What is the number of lines holding the word "structures"? Give that number alone.

========

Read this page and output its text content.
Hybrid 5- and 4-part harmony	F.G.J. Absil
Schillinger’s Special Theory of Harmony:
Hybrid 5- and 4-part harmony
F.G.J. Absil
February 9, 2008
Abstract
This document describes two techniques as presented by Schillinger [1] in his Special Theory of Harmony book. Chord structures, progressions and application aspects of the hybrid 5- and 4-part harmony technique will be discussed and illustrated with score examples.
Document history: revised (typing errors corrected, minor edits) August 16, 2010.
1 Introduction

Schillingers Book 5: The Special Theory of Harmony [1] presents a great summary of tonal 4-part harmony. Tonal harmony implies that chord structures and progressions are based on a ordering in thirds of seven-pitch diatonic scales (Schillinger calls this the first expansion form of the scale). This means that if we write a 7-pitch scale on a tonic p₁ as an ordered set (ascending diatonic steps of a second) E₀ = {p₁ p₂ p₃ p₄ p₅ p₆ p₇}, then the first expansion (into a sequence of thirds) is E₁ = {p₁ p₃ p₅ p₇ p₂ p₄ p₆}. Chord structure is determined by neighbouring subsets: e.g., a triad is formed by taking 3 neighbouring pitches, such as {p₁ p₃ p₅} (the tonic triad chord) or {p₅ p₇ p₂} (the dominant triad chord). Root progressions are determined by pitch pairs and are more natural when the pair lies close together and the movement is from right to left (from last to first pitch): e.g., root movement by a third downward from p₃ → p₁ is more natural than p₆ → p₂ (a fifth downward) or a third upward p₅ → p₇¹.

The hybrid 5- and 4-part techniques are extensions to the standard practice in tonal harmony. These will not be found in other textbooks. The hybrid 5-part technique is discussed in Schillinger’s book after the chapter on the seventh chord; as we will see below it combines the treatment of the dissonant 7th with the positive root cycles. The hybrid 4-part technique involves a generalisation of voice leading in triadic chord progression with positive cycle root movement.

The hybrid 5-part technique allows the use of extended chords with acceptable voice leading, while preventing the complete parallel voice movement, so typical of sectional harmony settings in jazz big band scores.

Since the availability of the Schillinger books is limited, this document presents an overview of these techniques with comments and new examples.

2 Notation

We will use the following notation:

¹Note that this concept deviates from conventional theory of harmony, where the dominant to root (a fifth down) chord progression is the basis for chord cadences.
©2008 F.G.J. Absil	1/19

========

▶ _ANSWER BELOW_: 2